* PROBLEM REQUIREMENTS *
Take the entries below and reproduce them word for word.

[Collected data entries]
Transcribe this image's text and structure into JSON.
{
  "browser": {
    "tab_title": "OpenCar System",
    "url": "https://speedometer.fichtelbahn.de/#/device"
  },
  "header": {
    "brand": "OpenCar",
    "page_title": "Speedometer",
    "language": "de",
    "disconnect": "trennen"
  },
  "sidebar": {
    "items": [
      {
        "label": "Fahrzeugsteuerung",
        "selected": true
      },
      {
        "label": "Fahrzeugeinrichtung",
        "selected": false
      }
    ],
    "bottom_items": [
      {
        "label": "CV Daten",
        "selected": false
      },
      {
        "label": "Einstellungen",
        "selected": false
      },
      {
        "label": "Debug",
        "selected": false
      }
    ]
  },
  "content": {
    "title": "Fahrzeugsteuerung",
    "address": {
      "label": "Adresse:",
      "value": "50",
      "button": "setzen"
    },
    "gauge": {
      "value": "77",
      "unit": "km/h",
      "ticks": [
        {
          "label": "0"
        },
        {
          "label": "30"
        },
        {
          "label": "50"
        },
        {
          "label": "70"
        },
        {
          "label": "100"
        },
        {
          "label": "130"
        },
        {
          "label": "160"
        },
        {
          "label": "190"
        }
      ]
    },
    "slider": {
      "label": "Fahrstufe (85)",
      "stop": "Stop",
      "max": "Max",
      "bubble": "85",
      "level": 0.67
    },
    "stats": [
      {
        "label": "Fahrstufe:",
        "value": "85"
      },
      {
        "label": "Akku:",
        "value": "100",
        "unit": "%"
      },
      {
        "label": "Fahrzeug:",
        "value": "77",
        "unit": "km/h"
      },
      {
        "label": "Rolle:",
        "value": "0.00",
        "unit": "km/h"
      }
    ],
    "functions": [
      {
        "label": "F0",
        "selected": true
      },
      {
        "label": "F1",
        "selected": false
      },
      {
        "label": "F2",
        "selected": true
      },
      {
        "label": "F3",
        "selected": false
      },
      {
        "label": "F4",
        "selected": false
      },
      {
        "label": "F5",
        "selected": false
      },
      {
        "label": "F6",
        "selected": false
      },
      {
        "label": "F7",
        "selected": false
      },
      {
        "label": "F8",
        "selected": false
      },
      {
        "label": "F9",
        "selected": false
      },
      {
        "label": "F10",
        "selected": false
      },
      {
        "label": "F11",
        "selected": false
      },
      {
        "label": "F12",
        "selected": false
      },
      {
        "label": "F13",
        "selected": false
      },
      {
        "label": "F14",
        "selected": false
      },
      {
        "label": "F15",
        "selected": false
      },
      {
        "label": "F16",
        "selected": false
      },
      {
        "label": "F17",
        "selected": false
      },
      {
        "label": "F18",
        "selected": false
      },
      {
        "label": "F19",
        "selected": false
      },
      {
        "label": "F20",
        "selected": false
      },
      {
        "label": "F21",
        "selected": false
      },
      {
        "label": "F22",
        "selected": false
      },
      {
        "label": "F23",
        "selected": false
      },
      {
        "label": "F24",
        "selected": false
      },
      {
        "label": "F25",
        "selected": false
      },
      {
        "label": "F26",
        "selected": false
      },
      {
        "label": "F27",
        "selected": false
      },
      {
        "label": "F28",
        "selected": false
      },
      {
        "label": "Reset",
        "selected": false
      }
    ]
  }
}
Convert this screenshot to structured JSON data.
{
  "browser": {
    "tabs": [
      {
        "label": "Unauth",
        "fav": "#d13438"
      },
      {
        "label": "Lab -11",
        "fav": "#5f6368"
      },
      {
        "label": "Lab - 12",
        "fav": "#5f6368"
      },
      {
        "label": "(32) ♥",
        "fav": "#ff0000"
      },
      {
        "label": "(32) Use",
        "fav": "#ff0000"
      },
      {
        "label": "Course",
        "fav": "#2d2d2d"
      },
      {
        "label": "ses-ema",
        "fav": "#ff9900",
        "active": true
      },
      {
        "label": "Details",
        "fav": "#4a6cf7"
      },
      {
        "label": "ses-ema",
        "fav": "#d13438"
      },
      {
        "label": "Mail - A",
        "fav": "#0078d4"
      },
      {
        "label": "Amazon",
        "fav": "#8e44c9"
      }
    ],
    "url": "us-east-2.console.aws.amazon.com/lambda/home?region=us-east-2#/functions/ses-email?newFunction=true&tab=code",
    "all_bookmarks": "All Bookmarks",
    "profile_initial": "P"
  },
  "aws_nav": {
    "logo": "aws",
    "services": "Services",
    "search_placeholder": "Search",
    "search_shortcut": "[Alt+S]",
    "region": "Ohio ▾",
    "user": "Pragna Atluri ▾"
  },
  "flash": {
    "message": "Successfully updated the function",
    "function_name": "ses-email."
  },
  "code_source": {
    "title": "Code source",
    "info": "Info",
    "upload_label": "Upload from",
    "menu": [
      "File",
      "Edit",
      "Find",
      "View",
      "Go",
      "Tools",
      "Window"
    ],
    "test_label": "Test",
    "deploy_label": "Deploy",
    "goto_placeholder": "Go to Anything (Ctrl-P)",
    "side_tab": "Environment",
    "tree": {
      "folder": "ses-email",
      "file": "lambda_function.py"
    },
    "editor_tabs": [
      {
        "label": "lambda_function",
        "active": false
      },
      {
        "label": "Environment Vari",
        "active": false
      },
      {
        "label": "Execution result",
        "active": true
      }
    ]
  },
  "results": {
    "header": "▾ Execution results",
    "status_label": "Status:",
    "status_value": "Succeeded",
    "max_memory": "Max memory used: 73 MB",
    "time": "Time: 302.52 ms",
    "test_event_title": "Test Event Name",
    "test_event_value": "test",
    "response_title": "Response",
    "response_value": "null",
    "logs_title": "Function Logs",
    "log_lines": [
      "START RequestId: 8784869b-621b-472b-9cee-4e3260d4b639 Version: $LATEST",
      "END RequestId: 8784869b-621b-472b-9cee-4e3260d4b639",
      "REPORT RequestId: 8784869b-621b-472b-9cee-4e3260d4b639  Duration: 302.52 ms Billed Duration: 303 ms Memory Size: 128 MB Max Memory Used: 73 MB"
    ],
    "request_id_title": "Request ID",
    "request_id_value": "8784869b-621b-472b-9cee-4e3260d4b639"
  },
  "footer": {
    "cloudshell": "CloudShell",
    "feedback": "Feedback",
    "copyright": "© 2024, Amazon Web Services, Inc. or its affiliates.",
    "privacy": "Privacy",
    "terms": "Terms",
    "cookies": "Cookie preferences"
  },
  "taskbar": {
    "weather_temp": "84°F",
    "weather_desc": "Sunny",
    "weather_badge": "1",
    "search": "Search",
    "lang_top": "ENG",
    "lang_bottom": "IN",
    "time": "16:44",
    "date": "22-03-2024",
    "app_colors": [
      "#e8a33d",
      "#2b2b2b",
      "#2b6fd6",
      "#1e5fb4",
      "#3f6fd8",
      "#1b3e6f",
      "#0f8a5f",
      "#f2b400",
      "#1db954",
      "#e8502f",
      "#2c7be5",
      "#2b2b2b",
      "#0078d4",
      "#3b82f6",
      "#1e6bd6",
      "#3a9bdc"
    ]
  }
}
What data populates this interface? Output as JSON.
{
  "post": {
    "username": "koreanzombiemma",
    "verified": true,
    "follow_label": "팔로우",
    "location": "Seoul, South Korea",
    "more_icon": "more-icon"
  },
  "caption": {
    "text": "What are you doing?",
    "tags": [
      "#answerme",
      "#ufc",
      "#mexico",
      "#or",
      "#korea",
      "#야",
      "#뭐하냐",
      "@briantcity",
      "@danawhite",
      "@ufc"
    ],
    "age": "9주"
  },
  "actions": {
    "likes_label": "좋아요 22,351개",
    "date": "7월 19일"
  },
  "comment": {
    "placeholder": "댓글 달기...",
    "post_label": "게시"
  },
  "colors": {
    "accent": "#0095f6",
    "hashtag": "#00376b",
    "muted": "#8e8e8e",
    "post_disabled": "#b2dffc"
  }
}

* COMPLETE RESPONSE *
Transcribe this image's text and structure into JSON.
{
  "browser": {
    "tab_title": "OpenCar System",
    "url": "https://speedometer.fichtelbahn.de/#/device"
  },
  "header": {
    "brand": "OpenCar",
    "page_title": "Speedometer",
    "language": "de",
    "disconnect": "trennen"
  },
  "sidebar": {
    "items": [
      {
        "label": "Fahrzeugsteuerung",
        "selected": true
      },
      {
        "label": "Fahrzeugeinrichtung",
        "selected": false
      }
    ],
    "bottom_items": [
      {
        "label": "CV Daten",
        "selected": false
      },
      {
        "label": "Einstellungen",
        "selected": false
      },
      {
        "label": "Debug",
        "selected": false
      }
    ]
  },
  "content": {
    "title": "Fahrzeugsteuerung",
    "address": {
      "label": "Adresse:",
      "value": "50",
      "button": "setzen"
    },
    "gauge": {
      "value": "77",
      "unit": "km/h",
      "ticks": [
        {
          "label": "0"
        },
        {
          "label": "30"
        },
        {
          "label": "50"
        },
        {
          "label": "70"
        },
        {
          "label": "100"
        },
        {
          "label": "130"
        },
        {
          "label": "160"
        },
        {
          "label": "190"
        }
      ]
    },
    "slider": {
      "label": "Fahrstufe (85)",
      "stop": "Stop",
      "max": "Max",
      "bubble": "85",
      "level": 0.67
    },
    "stats": [
      {
        "label": "Fahrstufe:",
        "value": "85"
      },
      {
        "label": "Akku:",
        "value": "100",
        "unit": "%"
      },
      {
        "label": "Fahrzeug:",
        "value": "77",
        "unit": "km/h"
      },
      {
        "label": "Rolle:",
        "value": "0.00",
        "unit": "km/h"
      }
    ],
    "functions": [
      {
        "label": "F0",
        "selected": true
      },
      {
        "label": "F1",
        "selected": false
      },
      {
        "label": "F2",
        "selected": true
      },
      {
        "label": "F3",
        "selected": false
      },
      {
        "label": "F4",
        "selected": false
      },
      {
        "label": "F5",
        "selected": false
      },
      {
        "label": "F6",
        "selected": false
      },
      {
        "label": "F7",
        "selected": false
      },
      {
        "label": "F8",
        "selected": false
      },
      {
        "label": "F9",
        "selected": false
      },
      {
        "label": "F10",
        "selected": false
      },
      {
        "label": "F11",
        "selected": false
      },
      {
        "label": "F12",
        "selected": false
      },
      {
        "label": "F13",
        "selected": false
      },
      {
        "label": "F14",
        "selected": false
      },
      {
        "label": "F15",
        "selected": false
      },
      {
        "label": "F16",
        "selected": false
      },
      {
        "label": "F17",
        "selected": false
      },
      {
        "label": "F18",
        "selected": false
      },
      {
        "label": "F19",
        "selected": false
      },
      {
        "label": "F20",
        "selected": false
      },
      {
        "label": "F21",
        "selected": false
      },
      {
        "label": "F22",
        "selected": false
      },
      {
        "label": "F23",
        "selected": false
      },
      {
        "label": "F24",
        "selected": false
      },
      {
        "label": "F25",
        "selected": false
      },
      {
        "label": "F26",
        "selected": false
      },
      {
        "label": "F27",
        "selected": false
      },
      {
        "label": "F28",
        "selected": false
      },
      {
        "label": "Reset",
        "selected": false
      }
    ]
  }
}
Convert this screenshot to structured JSON data.
{
  "browser": {
    "tabs": [
      {
        "label": "Unauth",
        "fav": "#d13438"
      },
      {
        "label": "Lab -11",
        "fav": "#5f6368"
      },
      {
        "label": "Lab - 12",
        "fav": "#5f6368"
      },
      {
        "label": "(32) ♥",
        "fav": "#ff0000"
      },
      {
        "label": "(32) Use",
        "fav": "#ff0000"
      },
      {
        "label": "Course",
        "fav": "#2d2d2d"
      },
      {
        "label": "ses-ema",
        "fav": "#ff9900",
        "active": true
      },
      {
        "label": "Details",
        "fav": "#4a6cf7"
      },
      {
        "label": "ses-ema",
        "fav": "#d13438"
      },
      {
        "label": "Mail - A",
        "fav": "#0078d4"
      },
      {
        "label": "Amazon",
        "fav": "#8e44c9"
      }
    ],
    "url": "us-east-2.console.aws.amazon.com/lambda/home?region=us-east-2#/functions/ses-email?newFunction=true&tab=code",
    "all_bookmarks": "All Bookmarks",
    "profile_initial": "P"
  },
  "aws_nav": {
    "logo": "aws",
    "services": "Services",
    "search_placeholder": "Search",
    "search_shortcut": "[Alt+S]",
    "region": "Ohio ▾",
    "user": "Pragna Atluri ▾"
  },
  "flash": {
    "message": "Successfully updated the function",
    "function_name": "ses-email."
  },
  "code_source": {
    "title": "Code source",
    "info": "Info",
    "upload_label": "Upload from",
    "menu": [
      "File",
      "Edit",
      "Find",
      "View",
      "Go",
      "Tools",
      "Window"
    ],
    "test_label": "Test",
    "deploy_label": "Deploy",
    "goto_placeholder": "Go to Anything (Ctrl-P)",
    "side_tab": "Environment",
    "tree": {
      "folder": "ses-email",
      "file": "lambda_function.py"
    },
    "editor_tabs": [
      {
        "label": "lambda_function",
        "active": false
      },
      {
        "label": "Environment Vari",
        "active": false
      },
      {
        "label": "Execution result",
        "active": true
      }
    ]
  },
  "results": {
    "header": "▾ Execution results",
    "status_label": "Status:",
    "status_value": "Succeeded",
    "max_memory": "Max memory used: 73 MB",
    "time": "Time: 302.52 ms",
    "test_event_title": "Test Event Name",
    "test_event_value": "test",
    "response_title": "Response",
    "response_value": "null",
    "logs_title": "Function Logs",
    "log_lines": [
      "START RequestId: 8784869b-621b-472b-9cee-4e3260d4b639 Version: $LATEST",
      "END RequestId: 8784869b-621b-472b-9cee-4e3260d4b639",
      "REPORT RequestId: 8784869b-621b-472b-9cee-4e3260d4b639  Duration: 302.52 ms Billed Duration: 303 ms Memory Size: 128 MB Max Memory Used: 73 MB"
    ],
    "request_id_title": "Request ID",
    "request_id_value": "8784869b-621b-472b-9cee-4e3260d4b639"
  },
  "footer": {
    "cloudshell": "CloudShell",
    "feedback": "Feedback",
    "copyright": "© 2024, Amazon Web Services, Inc. or its affiliates.",
    "privacy": "Privacy",
    "terms": "Terms",
    "cookies": "Cookie preferences"
  },
  "taskbar": {
    "weather_temp": "84°F",
    "weather_desc": "Sunny",
    "weather_badge": "1",
    "search": "Search",
    "lang_top": "ENG",
    "lang_bottom": "IN",
    "time": "16:44",
    "date": "22-03-2024",
    "app_colors": [
      "#e8a33d",
      "#2b2b2b",
      "#2b6fd6",
      "#1e5fb4",
      "#3f6fd8",
      "#1b3e6f",
      "#0f8a5f",
      "#f2b400",
      "#1db954",
      "#e8502f",
      "#2c7be5",
      "#2b2b2b",
      "#0078d4",
      "#3b82f6",
      "#1e6bd6",
      "#3a9bdc"
    ]
  }
}
What data populates this interface? Output as JSON.
{
  "post": {
    "username": "koreanzombiemma",
    "verified": true,
    "follow_label": "팔로우",
    "location": "Seoul, South Korea",
    "more_icon": "more-icon"
  },
  "caption": {
    "text": "What are you doing?",
    "tags": [
      "#answerme",
      "#ufc",
      "#mexico",
      "#or",
      "#korea",
      "#야",
      "#뭐하냐",
      "@briantcity",
      "@danawhite",
      "@ufc"
    ],
    "age": "9주"
  },
  "actions": {
    "likes_label": "좋아요 22,351개",
    "date": "7월 19일"
  },
  "comment": {
    "placeholder": "댓글 달기...",
    "post_label": "게시"
  },
  "colors": {
    "accent": "#0095f6",
    "hashtag": "#00376b",
    "muted": "#8e8e8e",
    "post_disabled": "#b2dffc"
  }
}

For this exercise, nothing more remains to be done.